Instructions for the task:
Return the lines where the word "name" occurs.

***

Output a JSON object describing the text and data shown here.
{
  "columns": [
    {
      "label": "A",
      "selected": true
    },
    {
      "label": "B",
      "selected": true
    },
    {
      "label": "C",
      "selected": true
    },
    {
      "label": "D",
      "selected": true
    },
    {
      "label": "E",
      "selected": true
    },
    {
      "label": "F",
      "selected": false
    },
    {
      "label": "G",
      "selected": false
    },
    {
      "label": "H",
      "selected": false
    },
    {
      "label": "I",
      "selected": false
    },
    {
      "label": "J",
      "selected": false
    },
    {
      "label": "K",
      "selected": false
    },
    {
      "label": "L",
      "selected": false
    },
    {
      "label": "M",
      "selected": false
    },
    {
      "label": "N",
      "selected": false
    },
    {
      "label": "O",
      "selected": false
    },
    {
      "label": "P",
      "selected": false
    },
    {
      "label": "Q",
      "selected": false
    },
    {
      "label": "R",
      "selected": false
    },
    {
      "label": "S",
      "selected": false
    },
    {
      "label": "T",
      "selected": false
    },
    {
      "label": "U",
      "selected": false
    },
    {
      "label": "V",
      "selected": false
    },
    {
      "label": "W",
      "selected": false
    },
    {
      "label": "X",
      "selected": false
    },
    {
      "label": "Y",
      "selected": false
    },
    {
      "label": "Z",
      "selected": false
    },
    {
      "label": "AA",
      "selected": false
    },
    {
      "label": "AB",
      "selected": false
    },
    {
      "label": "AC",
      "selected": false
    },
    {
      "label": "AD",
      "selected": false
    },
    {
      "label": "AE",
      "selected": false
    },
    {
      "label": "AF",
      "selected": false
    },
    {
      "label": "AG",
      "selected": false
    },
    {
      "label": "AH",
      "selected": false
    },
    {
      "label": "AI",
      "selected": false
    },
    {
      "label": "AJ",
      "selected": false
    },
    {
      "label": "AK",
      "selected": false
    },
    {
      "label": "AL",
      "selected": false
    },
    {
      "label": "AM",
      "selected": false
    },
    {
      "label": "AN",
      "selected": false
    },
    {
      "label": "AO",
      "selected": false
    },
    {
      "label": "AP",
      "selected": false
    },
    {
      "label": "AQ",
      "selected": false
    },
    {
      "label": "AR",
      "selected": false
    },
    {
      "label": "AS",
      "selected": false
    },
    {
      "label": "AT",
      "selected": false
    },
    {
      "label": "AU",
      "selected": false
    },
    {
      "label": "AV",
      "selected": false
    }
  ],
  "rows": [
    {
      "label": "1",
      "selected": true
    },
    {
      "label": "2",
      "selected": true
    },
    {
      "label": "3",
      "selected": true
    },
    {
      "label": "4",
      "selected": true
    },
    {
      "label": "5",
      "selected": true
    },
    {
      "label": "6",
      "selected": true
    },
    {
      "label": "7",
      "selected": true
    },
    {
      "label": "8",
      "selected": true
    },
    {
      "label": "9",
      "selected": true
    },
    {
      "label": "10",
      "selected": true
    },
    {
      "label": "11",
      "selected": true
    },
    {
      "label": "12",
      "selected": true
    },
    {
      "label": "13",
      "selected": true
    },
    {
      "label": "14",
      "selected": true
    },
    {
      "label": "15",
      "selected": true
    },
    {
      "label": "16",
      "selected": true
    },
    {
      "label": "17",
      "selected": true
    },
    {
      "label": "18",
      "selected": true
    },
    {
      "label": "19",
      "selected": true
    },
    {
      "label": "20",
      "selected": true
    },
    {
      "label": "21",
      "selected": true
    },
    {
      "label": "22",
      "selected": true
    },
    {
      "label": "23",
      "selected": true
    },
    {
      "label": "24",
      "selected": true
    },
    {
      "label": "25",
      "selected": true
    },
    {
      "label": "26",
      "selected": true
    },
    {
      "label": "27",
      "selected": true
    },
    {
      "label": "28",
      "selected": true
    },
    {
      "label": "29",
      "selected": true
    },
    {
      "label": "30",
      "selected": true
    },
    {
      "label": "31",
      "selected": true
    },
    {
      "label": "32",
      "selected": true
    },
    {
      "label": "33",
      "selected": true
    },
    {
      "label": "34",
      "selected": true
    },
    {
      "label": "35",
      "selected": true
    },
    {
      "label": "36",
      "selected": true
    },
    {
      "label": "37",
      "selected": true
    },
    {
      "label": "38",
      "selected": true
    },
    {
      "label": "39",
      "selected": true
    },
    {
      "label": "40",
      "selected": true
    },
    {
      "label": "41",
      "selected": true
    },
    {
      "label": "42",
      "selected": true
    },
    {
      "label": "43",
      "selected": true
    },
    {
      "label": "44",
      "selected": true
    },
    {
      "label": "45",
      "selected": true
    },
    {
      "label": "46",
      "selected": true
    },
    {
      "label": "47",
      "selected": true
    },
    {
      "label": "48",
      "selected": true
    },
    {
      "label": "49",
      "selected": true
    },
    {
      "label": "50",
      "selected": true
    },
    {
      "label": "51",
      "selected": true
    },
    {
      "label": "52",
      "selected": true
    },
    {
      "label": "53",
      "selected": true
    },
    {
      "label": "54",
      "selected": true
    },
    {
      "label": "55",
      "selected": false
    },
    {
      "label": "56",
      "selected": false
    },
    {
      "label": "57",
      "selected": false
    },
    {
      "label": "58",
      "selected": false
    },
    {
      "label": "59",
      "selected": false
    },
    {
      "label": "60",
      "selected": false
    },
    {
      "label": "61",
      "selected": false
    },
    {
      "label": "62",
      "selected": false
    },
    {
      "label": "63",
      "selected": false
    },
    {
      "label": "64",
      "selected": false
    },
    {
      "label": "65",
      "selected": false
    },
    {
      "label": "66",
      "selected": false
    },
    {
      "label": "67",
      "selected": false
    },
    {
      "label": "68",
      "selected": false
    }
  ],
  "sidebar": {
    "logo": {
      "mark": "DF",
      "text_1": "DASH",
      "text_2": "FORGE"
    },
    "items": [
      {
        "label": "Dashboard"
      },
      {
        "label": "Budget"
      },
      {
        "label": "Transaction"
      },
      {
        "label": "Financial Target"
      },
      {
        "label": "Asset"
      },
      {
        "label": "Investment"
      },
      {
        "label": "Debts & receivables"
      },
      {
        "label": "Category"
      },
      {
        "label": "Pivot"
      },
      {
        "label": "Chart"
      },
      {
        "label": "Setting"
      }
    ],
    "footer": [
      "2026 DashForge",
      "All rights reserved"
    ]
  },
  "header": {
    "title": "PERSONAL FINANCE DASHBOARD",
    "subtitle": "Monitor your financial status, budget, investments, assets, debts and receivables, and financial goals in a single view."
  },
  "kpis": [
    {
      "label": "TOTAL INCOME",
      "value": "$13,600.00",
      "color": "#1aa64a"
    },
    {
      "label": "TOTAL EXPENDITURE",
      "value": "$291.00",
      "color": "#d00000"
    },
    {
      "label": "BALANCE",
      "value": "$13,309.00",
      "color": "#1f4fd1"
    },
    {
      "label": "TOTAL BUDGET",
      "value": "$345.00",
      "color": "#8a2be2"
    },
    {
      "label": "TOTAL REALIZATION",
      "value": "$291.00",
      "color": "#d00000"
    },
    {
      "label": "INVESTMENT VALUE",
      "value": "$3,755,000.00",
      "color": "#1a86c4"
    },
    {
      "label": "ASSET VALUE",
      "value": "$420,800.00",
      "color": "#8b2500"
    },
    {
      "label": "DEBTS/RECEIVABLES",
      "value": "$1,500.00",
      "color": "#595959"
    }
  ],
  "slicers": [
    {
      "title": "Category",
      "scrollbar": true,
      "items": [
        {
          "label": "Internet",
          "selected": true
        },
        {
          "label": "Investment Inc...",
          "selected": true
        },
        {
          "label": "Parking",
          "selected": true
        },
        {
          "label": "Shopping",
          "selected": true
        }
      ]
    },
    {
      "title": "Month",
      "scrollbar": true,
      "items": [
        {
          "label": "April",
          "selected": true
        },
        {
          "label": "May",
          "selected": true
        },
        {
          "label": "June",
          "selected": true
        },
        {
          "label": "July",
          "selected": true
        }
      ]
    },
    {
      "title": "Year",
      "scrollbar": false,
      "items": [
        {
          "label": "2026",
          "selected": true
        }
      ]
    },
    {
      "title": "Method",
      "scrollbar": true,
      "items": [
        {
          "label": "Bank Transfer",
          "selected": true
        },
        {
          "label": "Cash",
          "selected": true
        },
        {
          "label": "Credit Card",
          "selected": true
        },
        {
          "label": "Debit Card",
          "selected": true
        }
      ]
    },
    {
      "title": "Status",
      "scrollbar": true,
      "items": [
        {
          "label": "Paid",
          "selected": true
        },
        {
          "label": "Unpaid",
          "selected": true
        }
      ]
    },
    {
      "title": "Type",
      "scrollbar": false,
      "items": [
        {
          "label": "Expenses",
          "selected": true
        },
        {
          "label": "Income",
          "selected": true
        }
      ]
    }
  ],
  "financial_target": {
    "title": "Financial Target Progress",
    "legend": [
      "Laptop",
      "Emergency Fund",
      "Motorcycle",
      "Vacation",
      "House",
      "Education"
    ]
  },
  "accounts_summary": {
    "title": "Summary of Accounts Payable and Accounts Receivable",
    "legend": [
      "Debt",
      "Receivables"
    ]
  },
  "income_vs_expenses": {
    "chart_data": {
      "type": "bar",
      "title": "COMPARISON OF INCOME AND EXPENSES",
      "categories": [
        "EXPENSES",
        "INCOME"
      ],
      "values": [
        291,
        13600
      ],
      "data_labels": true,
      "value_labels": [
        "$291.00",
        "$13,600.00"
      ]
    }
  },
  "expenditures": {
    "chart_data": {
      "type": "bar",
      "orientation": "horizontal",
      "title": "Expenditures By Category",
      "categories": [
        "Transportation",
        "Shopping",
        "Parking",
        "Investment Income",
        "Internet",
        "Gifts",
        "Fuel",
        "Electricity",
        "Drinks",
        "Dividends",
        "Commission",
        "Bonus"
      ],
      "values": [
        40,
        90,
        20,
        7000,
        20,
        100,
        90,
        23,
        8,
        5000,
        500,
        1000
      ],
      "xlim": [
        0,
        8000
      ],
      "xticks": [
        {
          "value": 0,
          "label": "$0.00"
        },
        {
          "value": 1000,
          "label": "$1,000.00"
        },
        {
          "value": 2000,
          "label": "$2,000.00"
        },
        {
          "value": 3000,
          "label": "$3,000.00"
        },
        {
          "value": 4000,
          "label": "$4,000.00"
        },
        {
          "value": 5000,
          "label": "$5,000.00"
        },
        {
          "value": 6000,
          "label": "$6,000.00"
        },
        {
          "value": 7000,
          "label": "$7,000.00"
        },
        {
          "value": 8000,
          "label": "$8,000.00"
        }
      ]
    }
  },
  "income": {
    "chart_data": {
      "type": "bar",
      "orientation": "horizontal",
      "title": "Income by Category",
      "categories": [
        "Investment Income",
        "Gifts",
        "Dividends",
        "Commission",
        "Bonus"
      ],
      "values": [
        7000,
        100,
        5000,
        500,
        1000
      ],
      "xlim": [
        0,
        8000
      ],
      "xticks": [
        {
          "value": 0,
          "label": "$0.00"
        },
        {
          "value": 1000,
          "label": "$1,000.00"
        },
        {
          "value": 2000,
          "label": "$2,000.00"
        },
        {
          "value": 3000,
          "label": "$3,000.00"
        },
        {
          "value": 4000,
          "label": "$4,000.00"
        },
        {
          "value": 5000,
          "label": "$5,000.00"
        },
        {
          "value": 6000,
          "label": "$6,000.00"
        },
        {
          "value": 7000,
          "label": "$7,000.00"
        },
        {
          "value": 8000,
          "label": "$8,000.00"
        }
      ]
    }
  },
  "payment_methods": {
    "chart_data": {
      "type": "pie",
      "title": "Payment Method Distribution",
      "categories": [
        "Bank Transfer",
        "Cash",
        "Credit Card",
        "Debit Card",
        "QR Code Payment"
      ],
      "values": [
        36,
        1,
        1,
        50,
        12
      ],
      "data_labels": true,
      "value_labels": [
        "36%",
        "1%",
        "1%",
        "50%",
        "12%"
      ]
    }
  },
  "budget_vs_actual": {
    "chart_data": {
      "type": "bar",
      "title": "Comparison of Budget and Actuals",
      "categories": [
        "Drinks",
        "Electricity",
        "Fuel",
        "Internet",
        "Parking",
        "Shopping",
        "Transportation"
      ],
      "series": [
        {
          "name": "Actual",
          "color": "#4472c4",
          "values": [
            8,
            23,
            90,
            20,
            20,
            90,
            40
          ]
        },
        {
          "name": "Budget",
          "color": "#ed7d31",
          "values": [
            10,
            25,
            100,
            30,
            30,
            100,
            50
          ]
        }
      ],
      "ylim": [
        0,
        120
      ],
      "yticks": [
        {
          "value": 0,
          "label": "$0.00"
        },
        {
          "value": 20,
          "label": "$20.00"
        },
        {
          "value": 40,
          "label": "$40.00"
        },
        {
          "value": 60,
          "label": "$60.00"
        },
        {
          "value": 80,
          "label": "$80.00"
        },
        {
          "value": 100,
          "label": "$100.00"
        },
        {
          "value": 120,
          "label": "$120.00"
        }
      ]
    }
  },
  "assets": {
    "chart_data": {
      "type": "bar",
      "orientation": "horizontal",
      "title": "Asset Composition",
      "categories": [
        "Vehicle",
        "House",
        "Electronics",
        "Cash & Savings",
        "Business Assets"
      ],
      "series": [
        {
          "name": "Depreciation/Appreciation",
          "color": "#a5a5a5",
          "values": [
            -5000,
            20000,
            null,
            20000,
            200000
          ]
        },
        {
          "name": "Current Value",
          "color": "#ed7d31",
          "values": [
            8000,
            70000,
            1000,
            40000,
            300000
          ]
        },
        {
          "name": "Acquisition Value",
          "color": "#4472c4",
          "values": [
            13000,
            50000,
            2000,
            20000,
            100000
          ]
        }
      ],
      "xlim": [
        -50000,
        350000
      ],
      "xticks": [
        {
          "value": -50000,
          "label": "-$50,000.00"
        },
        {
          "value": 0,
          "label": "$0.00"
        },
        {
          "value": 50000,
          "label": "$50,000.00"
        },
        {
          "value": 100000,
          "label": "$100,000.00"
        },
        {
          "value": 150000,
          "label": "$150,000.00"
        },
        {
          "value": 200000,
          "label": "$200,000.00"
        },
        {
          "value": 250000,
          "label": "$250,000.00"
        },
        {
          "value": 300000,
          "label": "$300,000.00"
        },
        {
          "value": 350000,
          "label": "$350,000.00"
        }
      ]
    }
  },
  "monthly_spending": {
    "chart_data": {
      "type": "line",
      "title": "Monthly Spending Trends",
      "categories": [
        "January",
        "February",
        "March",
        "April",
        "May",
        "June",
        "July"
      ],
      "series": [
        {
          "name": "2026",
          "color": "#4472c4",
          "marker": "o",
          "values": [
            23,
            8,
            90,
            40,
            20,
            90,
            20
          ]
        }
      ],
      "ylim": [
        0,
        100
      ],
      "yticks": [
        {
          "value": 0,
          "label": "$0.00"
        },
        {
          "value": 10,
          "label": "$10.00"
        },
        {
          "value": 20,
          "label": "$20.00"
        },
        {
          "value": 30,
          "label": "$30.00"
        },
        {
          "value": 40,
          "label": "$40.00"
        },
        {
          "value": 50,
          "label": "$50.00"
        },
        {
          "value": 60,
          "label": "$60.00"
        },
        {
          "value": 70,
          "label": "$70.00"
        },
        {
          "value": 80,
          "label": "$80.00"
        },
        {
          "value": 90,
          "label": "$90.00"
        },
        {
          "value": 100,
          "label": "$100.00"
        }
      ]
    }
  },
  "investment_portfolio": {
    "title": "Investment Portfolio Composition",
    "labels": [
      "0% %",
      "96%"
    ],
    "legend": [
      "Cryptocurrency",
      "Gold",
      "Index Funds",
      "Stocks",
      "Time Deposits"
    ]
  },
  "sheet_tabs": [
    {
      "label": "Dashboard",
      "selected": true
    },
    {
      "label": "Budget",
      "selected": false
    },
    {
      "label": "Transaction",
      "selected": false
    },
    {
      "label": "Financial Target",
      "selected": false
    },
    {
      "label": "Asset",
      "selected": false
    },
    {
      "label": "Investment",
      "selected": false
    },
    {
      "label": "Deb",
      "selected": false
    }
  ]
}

***

Solved exercise:
          "name": "Actual",
          "name": "Budget",
          "name": "Depreciation/Appreciation",
          "name": "Current Value",
          "name": "Acquisition Value",
          "name": "2026",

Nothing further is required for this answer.